### [WORK TO DO]
Give again only the lines from the line that holds "Give me a plain-text" to the end of the data, inclusive, omitting all pictures.
+++++
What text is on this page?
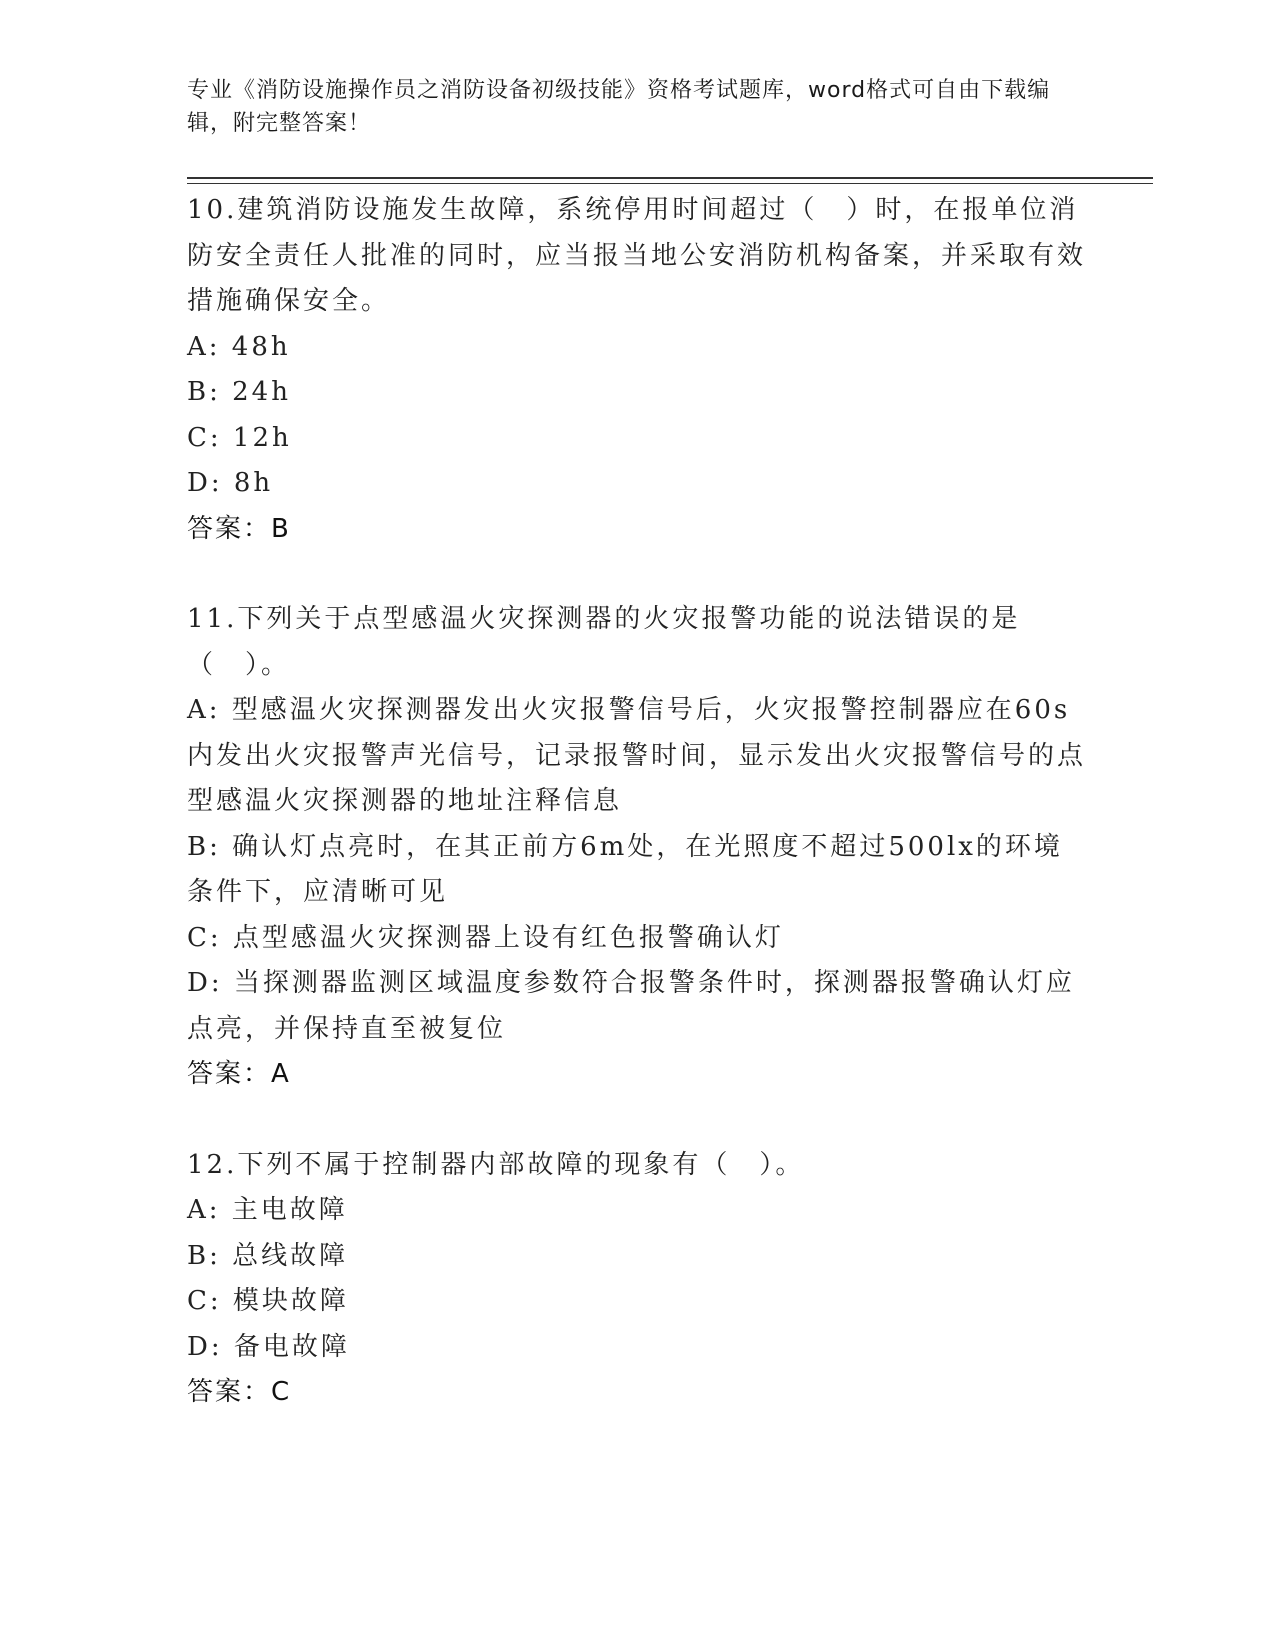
专业《消防设施操作员之消防设备初级技能》资格考试题库，word格式可自由下载编辑，附完整答案！

10.建筑消防设施发生故障，系统停用时间超过（　）时，在报单位消防安全责任人批准的同时，应当报当地公安消防机构备案，并采取有效措施确保安全。

A: 48h

B: 24h

C: 12h

D: 8h

答案：B

11.下列关于点型感温火灾探测器的火灾报警功能的说法错误的是（　）。

A: 型感温火灾探测器发出火灾报警信号后，火灾报警控制器应在60s内发出火灾报警声光信号，记录报警时间，显示发出火灾报警信号的点型感温火灾探测器的地址注释信息

B: 确认灯点亮时，在其正前方6m处，在光照度不超过500lx的环境条件下，应清晰可见

C: 点型感温火灾探测器上设有红色报警确认灯

D: 当探测器监测区域温度参数符合报警条件时，探测器报警确认灯应点亮，并保持直至被复位

答案：A

12.下列不属于控制器内部故障的现象有（　）。

A: 主电故障

B: 总线故障

C: 模块故障

D: 备电故障

答案：C
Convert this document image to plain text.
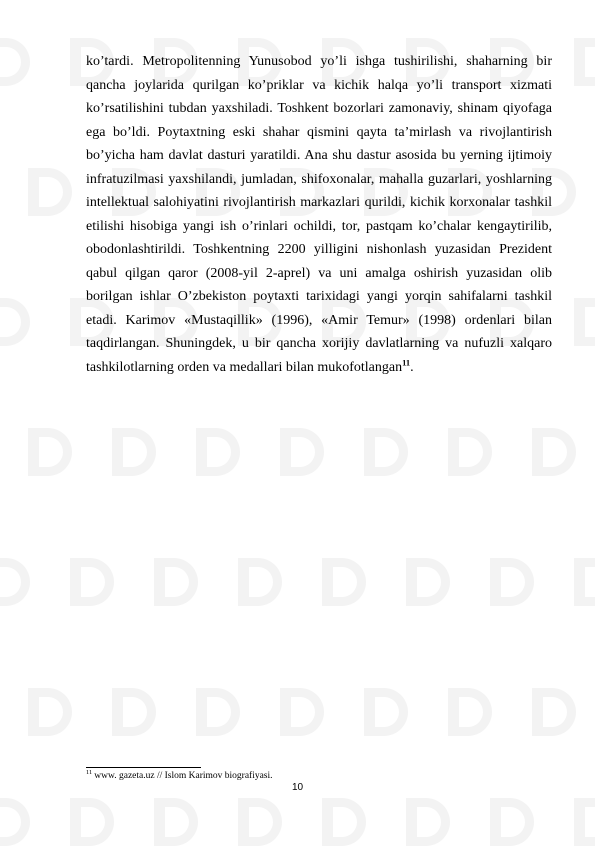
ko’tardi. Metropolitenning Yunusobod yo’li ishga tushirilishi, shaharning bir qancha joylarida qurilgan ko’priklar va kichik halqa yo’li transport xizmati ko’rsatilishini tubdan yaxshiladi. Toshkent bozorlari zamonaviy, shinam qiyofaga ega bo’ldi. Poytaxtning eski shahar qismini qayta ta’mirlash va rivojlantirish bo’yicha ham davlat dasturi yaratildi. Ana shu dastur asosida bu yerning ijtimoiy infratuzilmasi yaxshilandi, jumladan, shifoxonalar, mahalla guzarlari, yoshlarning intellektual salohiyatini rivojlantirish markazlari qurildi, kichik korxonalar tashkil etilishi hisobiga yangi ish o’rinlari ochildi, tor, pastqam ko’chalar kengaytirilib, obodonlashtirildi. Toshkentning 2200 yilligini nishonlash yuzasidan Prezident qabul qilgan qaror (2008-yil 2-aprel) va uni amalga oshirish yuzasidan olib borilgan ishlar O’zbekiston poytaxti tarixidagi yangi yorqin sahifalarni tashkil etadi. Karimov «Mustaqillik» (1996), «Amir Temur» (1998) ordenlari bilan taqdirlangan. Shuningdek, u bir qancha xorijiy davlatlarning va nufuzli xalqaro tashkilotlarning orden va medallari bilan mukofotlangan$^{11}$.

$^{11}$ www. gazeta.uz // Islom Karimov biografiyasi.
10
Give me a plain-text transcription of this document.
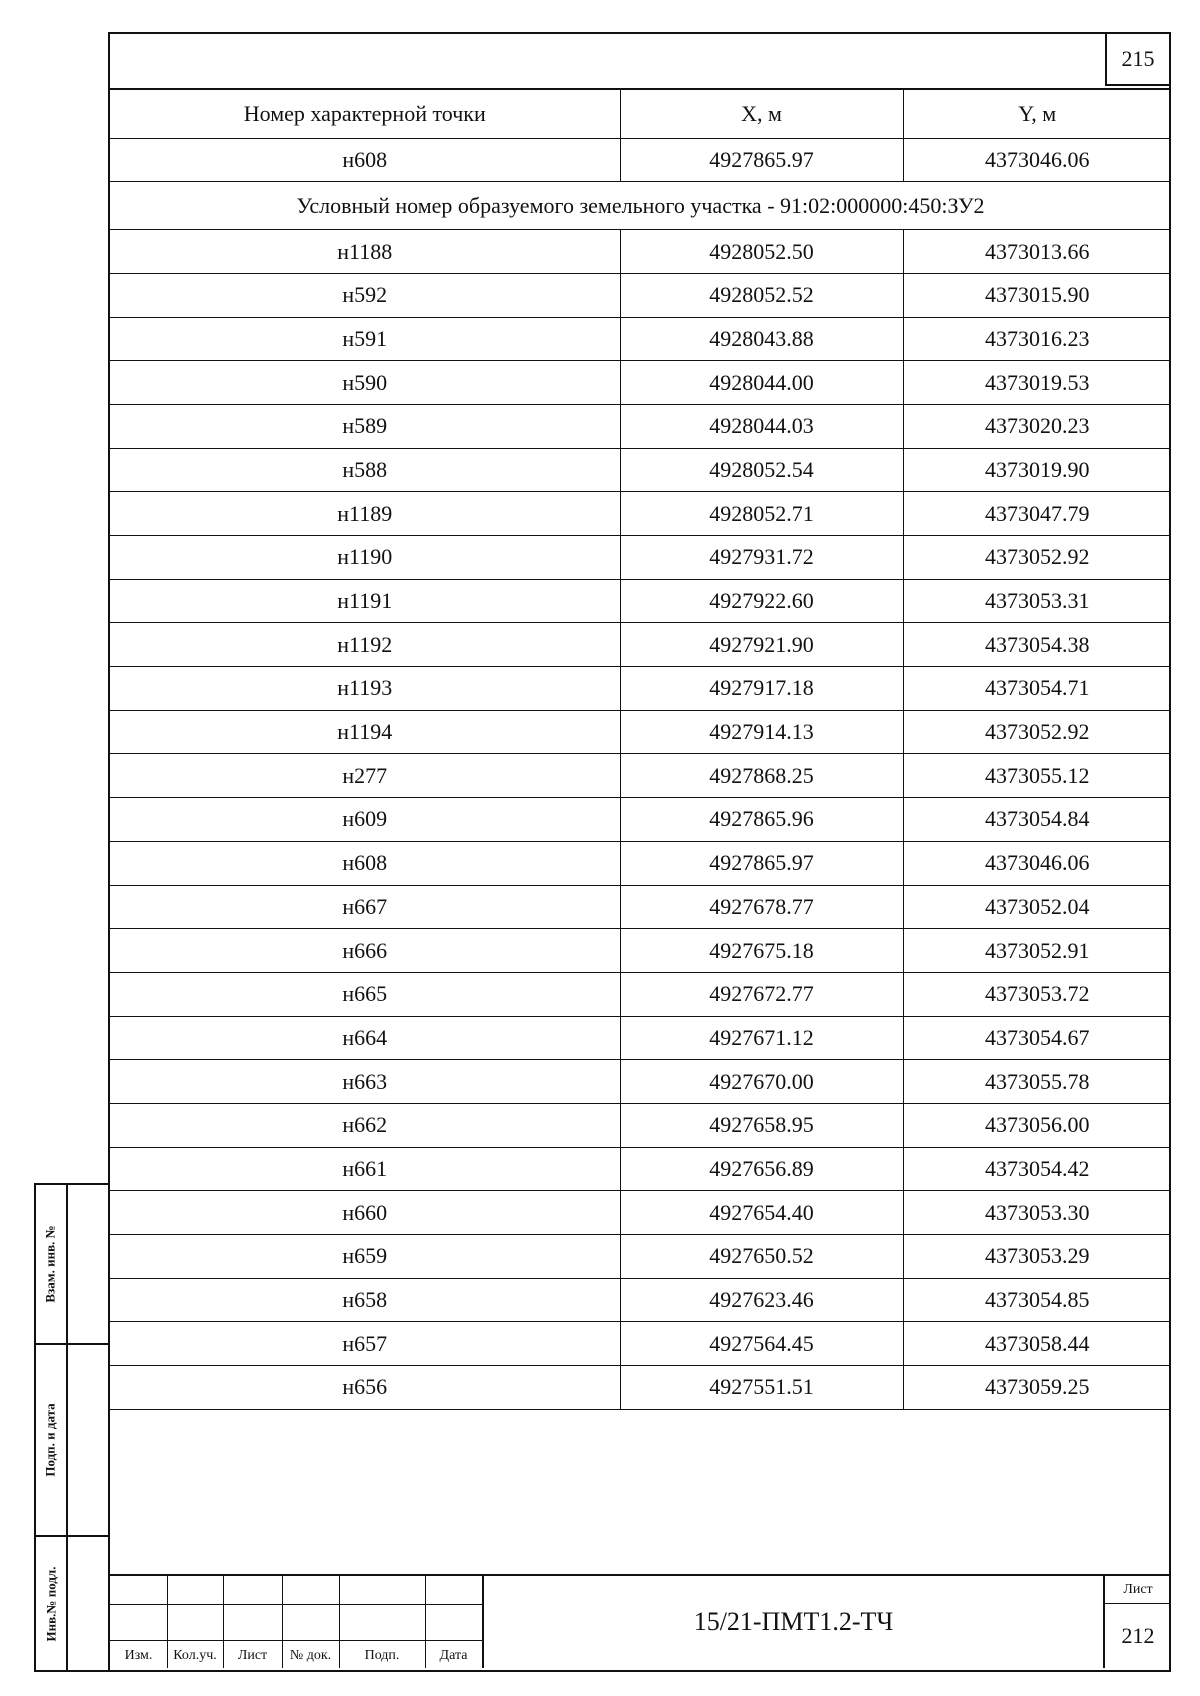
215
Номер характерной точки	X, м	Y, м
н608	4927865.97	4373046.06
Условный номер образуемого земельного участка - 91:02:000000:450:ЗУ2		
н1188	4928052.50	4373013.66
н592	4928052.52	4373015.90
н591	4928043.88	4373016.23
н590	4928044.00	4373019.53
н589	4928044.03	4373020.23
н588	4928052.54	4373019.90
н1189	4928052.71	4373047.79
н1190	4927931.72	4373052.92
н1191	4927922.60	4373053.31
н1192	4927921.90	4373054.38
н1193	4927917.18	4373054.71
н1194	4927914.13	4373052.92
н277	4927868.25	4373055.12
н609	4927865.96	4373054.84
н608	4927865.97	4373046.06
н667	4927678.77	4373052.04
н666	4927675.18	4373052.91
н665	4927672.77	4373053.72
н664	4927671.12	4373054.67
н663	4927670.00	4373055.78
н662	4927658.95	4373056.00
н661	4927656.89	4373054.42
н660	4927654.40	4373053.30
н659	4927650.52	4373053.29
н658	4927623.46	4373054.85
н657	4927564.45	4373058.44
н656	4927551.51	4373059.25
Изм.	Кол.уч.	Лист	№ док.	Подп.	Дата
15/21-ПМТ1.2-ТЧ
Лист
212
Взам. инв. №
Подп. и дата
Инв.№ подл.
+++++
### [ANSWER TO THE PROBLEM]
Give me a plain-text transcription of this document.
215
Номер характерной точки	X, м	Y, м
н608	4927865.97	4373046.06
Условный номер образуемого земельного участка - 91:02:000000:450:ЗУ2		
н1188	4928052.50	4373013.66
н592	4928052.52	4373015.90
н591	4928043.88	4373016.23
н590	4928044.00	4373019.53
н589	4928044.03	4373020.23
н588	4928052.54	4373019.90
н1189	4928052.71	4373047.79
н1190	4927931.72	4373052.92
н1191	4927922.60	4373053.31
н1192	4927921.90	4373054.38
н1193	4927917.18	4373054.71
н1194	4927914.13	4373052.92
н277	4927868.25	4373055.12
н609	4927865.96	4373054.84
н608	4927865.97	4373046.06
н667	4927678.77	4373052.04
н666	4927675.18	4373052.91
н665	4927672.77	4373053.72
н664	4927671.12	4373054.67
н663	4927670.00	4373055.78
н662	4927658.95	4373056.00
н661	4927656.89	4373054.42
н660	4927654.40	4373053.30
н659	4927650.52	4373053.29
н658	4927623.46	4373054.85
н657	4927564.45	4373058.44
н656	4927551.51	4373059.25
Изм.	Кол.уч.	Лист	№ док.	Подп.	Дата
15/21-ПМТ1.2-ТЧ
Лист
212
Взам. инв. №
Подп. и дата
Инв.№ подл.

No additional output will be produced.